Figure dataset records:
━━━
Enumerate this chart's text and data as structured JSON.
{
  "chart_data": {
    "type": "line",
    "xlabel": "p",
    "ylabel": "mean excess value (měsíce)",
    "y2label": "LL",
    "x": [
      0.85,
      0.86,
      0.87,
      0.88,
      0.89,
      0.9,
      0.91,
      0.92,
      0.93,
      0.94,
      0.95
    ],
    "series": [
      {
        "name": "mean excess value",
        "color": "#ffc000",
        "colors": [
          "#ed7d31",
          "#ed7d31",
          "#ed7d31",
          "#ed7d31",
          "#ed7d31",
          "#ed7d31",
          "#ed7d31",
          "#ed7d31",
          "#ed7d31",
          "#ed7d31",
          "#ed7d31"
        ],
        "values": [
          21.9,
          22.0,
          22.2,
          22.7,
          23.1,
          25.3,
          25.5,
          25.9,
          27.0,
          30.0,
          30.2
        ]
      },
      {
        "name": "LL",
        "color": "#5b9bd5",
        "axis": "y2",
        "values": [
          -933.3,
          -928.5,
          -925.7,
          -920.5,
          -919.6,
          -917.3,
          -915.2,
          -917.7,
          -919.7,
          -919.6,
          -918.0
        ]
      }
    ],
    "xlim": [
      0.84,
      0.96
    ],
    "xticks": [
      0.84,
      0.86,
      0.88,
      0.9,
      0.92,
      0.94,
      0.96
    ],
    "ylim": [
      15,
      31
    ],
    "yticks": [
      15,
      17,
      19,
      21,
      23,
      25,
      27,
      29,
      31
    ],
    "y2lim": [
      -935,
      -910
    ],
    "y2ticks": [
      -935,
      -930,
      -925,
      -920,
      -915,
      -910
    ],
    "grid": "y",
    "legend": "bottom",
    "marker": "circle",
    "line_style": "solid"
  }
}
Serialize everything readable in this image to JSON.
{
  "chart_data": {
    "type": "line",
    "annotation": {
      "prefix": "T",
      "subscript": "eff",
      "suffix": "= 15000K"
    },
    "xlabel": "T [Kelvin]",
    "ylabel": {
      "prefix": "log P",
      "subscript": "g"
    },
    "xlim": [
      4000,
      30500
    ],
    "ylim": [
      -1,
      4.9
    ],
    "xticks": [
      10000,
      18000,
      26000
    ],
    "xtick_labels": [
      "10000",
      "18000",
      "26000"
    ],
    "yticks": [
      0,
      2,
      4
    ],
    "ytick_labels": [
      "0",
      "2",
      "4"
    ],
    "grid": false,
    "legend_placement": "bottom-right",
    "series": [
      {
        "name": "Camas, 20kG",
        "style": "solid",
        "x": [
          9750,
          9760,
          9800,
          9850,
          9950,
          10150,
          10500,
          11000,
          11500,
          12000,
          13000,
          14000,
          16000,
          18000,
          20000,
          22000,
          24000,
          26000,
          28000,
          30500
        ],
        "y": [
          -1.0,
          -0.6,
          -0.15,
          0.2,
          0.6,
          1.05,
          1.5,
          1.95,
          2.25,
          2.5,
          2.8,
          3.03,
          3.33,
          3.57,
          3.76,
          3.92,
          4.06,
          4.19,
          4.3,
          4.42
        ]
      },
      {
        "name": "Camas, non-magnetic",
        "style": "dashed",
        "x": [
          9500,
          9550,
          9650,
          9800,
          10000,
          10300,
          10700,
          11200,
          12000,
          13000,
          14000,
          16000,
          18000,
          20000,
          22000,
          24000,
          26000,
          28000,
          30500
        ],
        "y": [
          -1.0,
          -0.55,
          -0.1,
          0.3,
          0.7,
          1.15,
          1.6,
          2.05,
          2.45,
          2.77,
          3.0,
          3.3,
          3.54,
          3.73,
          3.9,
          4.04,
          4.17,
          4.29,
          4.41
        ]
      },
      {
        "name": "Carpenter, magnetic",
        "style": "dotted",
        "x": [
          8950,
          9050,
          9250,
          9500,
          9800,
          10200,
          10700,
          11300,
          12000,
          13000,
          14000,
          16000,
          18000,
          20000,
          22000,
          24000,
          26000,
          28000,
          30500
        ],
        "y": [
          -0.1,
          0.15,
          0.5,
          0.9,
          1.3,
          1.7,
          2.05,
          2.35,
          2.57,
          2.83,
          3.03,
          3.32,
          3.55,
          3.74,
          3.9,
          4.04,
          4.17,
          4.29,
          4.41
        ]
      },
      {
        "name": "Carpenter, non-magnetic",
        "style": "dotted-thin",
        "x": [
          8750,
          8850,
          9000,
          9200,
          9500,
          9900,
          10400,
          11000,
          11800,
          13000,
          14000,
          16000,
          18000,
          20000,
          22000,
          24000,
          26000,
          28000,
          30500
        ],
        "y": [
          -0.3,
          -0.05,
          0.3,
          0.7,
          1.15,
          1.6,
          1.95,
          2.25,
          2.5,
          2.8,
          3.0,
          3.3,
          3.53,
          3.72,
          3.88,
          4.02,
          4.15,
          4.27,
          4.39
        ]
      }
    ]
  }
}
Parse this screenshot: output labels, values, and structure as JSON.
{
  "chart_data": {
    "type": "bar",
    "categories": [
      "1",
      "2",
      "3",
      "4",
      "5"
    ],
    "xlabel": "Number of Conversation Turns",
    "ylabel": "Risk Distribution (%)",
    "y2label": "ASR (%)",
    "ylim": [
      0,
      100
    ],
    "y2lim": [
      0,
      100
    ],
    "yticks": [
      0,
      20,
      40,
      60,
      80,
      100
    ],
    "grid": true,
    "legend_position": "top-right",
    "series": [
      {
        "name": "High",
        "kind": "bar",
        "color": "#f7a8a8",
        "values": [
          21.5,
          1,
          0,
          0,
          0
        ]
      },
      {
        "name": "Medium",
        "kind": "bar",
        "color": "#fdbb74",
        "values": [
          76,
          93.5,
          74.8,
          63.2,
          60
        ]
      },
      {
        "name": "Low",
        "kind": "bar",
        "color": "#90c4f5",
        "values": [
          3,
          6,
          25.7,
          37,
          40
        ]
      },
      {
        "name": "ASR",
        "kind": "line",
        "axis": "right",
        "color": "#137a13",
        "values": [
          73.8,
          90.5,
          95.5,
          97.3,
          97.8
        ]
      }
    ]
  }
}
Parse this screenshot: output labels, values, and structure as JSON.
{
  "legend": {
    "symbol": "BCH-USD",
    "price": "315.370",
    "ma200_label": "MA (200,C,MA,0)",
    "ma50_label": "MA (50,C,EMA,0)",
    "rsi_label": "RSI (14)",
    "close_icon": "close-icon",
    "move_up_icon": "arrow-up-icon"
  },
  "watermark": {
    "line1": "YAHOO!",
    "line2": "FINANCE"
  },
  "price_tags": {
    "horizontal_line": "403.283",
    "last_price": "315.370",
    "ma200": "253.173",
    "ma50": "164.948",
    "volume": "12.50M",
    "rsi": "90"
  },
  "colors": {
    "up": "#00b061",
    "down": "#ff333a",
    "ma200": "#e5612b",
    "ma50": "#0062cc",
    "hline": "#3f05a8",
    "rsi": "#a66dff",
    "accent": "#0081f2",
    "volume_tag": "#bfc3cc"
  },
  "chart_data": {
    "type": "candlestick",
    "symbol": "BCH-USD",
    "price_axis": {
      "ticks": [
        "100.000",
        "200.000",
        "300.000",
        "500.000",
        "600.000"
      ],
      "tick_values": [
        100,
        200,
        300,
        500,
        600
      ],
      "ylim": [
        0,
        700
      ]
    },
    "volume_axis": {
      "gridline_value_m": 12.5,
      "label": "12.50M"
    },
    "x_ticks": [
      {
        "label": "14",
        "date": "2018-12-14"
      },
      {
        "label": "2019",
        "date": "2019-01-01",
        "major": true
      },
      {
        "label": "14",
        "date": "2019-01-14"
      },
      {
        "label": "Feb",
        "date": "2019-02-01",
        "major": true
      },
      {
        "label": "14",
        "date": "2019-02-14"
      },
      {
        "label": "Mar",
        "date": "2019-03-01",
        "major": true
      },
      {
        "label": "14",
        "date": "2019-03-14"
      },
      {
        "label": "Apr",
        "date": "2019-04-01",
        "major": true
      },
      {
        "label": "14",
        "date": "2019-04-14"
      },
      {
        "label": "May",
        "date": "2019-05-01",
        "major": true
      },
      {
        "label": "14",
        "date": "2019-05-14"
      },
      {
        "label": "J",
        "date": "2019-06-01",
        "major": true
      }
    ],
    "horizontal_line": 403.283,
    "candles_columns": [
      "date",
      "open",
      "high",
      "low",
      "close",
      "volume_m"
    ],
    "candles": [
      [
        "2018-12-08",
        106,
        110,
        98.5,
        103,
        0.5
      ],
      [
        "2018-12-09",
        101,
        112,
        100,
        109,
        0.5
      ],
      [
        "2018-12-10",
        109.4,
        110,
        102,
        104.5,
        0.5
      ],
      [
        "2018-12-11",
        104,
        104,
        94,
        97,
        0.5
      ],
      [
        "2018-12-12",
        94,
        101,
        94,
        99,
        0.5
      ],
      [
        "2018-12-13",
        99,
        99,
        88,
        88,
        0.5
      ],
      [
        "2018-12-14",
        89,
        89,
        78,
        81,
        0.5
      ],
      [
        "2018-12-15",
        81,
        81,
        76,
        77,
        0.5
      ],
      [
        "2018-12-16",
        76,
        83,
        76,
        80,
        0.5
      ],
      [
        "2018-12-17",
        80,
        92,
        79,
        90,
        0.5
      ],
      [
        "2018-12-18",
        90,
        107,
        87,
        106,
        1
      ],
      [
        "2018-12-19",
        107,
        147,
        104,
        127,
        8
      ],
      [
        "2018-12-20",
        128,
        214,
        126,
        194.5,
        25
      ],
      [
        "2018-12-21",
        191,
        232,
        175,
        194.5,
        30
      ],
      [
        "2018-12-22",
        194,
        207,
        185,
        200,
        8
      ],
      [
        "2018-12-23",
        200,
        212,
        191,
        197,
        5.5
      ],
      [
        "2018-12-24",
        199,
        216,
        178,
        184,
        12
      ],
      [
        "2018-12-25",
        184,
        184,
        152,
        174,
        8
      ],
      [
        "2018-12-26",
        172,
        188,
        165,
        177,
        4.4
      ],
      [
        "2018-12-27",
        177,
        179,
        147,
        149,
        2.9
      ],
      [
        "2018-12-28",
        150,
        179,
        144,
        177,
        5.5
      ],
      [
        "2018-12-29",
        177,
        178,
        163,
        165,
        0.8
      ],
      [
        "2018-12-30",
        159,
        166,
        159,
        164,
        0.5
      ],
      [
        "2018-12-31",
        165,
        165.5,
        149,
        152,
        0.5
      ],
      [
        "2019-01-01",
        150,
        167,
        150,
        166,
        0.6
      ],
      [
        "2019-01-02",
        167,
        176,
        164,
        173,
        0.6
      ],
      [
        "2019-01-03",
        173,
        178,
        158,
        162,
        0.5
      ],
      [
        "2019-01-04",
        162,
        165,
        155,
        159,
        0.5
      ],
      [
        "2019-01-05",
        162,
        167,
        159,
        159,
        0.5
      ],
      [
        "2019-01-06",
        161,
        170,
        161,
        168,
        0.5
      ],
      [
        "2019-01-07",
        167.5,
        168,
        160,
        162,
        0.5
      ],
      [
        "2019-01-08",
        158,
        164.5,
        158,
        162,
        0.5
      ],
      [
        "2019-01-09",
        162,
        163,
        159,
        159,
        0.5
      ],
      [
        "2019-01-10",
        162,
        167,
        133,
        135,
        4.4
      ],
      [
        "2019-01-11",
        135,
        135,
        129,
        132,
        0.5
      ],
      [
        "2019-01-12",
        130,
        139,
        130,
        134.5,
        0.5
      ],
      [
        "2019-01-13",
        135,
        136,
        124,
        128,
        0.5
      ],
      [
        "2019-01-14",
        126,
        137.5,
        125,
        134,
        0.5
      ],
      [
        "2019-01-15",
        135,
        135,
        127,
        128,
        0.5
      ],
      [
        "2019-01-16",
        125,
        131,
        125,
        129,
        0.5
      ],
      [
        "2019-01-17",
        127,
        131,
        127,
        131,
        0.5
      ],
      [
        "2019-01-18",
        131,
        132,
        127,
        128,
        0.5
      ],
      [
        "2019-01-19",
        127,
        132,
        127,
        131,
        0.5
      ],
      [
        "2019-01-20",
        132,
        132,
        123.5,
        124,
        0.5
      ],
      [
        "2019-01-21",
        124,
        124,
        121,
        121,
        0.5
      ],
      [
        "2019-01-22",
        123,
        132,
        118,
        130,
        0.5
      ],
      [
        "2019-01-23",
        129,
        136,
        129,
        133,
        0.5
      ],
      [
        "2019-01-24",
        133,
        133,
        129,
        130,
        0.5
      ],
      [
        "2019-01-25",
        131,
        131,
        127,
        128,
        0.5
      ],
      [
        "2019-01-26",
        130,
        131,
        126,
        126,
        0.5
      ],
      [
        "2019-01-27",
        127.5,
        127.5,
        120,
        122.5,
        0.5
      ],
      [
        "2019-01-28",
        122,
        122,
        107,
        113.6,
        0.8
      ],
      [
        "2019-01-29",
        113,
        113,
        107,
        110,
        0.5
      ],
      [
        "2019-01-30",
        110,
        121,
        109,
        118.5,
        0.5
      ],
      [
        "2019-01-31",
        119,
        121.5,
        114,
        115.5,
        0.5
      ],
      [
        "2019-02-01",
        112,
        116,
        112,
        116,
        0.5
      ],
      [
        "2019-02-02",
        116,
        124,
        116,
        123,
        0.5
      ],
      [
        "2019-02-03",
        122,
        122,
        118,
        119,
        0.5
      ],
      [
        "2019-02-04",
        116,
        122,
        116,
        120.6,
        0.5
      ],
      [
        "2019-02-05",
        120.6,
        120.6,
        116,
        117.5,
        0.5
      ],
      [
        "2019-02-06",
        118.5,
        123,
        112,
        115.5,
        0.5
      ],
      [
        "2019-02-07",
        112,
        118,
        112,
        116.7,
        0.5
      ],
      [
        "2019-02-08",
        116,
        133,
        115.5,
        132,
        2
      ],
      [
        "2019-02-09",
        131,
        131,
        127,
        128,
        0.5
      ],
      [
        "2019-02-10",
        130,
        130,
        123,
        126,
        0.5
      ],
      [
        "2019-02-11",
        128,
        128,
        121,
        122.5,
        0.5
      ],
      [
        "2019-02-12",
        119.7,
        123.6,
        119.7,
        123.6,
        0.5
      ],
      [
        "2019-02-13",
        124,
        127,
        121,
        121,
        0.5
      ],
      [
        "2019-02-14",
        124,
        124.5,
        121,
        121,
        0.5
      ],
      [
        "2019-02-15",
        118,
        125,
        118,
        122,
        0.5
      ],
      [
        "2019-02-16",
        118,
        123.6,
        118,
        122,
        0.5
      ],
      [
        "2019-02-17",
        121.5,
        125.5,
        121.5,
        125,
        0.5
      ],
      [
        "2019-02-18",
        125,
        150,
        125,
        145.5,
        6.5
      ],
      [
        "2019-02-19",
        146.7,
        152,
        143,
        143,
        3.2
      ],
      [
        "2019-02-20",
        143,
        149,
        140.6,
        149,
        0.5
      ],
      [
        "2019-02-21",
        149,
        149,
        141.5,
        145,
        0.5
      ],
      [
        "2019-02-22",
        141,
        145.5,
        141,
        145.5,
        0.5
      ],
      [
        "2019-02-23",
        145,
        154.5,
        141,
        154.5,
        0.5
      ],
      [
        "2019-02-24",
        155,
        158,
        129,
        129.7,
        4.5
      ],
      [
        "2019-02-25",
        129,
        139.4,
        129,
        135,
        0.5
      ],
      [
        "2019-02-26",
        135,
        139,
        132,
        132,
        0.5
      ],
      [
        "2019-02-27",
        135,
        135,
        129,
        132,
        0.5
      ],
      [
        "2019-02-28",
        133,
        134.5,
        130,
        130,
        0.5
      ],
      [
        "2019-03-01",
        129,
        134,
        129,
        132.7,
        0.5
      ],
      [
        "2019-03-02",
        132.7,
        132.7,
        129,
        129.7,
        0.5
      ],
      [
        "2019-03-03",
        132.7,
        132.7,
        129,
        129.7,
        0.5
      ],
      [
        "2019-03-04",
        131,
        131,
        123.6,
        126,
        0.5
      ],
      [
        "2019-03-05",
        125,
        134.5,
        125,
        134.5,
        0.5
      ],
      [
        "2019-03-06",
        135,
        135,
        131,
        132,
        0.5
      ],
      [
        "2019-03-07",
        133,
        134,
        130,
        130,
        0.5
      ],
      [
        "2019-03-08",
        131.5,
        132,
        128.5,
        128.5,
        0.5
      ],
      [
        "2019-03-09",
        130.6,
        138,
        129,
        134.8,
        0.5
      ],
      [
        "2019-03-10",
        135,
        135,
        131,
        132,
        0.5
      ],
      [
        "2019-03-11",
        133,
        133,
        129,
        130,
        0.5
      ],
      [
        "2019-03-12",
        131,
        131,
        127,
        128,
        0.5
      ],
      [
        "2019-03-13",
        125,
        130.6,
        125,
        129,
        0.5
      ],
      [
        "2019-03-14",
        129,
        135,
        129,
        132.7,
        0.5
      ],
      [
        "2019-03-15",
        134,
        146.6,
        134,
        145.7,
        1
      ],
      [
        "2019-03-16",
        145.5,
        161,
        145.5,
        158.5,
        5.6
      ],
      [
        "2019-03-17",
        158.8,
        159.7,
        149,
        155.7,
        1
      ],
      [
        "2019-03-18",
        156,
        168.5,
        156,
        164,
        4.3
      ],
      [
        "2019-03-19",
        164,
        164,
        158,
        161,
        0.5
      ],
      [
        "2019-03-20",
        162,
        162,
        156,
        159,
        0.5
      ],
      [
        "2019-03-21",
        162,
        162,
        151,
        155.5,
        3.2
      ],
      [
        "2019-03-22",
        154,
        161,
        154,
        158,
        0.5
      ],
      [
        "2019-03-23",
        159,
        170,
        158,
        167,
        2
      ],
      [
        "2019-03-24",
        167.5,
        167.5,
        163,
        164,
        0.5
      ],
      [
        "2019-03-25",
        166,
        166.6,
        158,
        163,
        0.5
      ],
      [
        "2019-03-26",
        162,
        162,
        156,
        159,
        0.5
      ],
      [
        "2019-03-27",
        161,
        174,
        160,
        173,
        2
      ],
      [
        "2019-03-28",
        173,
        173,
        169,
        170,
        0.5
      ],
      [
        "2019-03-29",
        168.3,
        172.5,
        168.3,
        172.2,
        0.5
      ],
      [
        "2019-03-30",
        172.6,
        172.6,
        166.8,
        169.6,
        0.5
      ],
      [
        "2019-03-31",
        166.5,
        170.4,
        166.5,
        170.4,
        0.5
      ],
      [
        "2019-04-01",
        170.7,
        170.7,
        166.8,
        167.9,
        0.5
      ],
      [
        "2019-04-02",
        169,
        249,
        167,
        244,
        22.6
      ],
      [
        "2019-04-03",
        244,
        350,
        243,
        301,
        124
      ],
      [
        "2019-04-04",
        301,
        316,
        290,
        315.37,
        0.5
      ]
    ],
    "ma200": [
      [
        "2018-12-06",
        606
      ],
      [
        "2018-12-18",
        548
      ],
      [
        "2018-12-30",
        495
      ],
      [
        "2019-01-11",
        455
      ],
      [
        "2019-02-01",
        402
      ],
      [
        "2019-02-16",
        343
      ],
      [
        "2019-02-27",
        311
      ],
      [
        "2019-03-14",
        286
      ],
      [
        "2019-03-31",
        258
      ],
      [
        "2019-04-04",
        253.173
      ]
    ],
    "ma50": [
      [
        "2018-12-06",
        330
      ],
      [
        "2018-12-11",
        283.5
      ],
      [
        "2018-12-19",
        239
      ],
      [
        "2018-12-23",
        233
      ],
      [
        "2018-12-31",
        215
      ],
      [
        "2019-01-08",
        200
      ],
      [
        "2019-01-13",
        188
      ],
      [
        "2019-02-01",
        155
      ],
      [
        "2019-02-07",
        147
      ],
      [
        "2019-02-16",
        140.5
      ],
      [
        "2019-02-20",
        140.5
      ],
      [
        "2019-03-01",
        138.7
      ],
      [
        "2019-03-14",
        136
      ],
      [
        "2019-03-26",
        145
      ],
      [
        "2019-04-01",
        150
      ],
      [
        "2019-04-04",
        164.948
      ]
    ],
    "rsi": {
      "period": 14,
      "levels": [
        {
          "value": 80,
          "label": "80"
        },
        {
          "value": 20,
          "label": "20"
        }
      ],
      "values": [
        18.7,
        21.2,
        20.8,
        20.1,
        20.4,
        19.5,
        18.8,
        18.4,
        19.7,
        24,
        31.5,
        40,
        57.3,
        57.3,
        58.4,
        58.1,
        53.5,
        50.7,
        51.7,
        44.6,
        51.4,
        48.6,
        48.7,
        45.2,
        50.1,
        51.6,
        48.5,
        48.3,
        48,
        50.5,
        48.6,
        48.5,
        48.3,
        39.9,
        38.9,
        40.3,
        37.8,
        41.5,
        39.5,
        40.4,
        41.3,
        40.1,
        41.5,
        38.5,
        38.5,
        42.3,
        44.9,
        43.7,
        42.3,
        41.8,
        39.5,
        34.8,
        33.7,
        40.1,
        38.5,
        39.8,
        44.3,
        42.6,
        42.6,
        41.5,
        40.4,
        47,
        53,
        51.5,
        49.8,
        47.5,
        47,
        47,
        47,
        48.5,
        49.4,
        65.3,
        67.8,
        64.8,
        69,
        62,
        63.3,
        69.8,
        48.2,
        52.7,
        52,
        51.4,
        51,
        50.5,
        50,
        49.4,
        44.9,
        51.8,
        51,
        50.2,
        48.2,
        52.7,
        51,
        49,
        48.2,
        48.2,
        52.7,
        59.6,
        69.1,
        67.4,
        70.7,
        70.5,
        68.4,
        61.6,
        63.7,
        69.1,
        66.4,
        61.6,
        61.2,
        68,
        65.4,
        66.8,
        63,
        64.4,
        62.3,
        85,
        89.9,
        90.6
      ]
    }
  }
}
━━━
BRIEF |
Out of the records, collect only those lines that contain the string "xlabel".

ANSWER BELOW |
    "xlabel": "p",
    "xlabel": "T [Kelvin]",
    "xlabel": "Number of Conversation Turns",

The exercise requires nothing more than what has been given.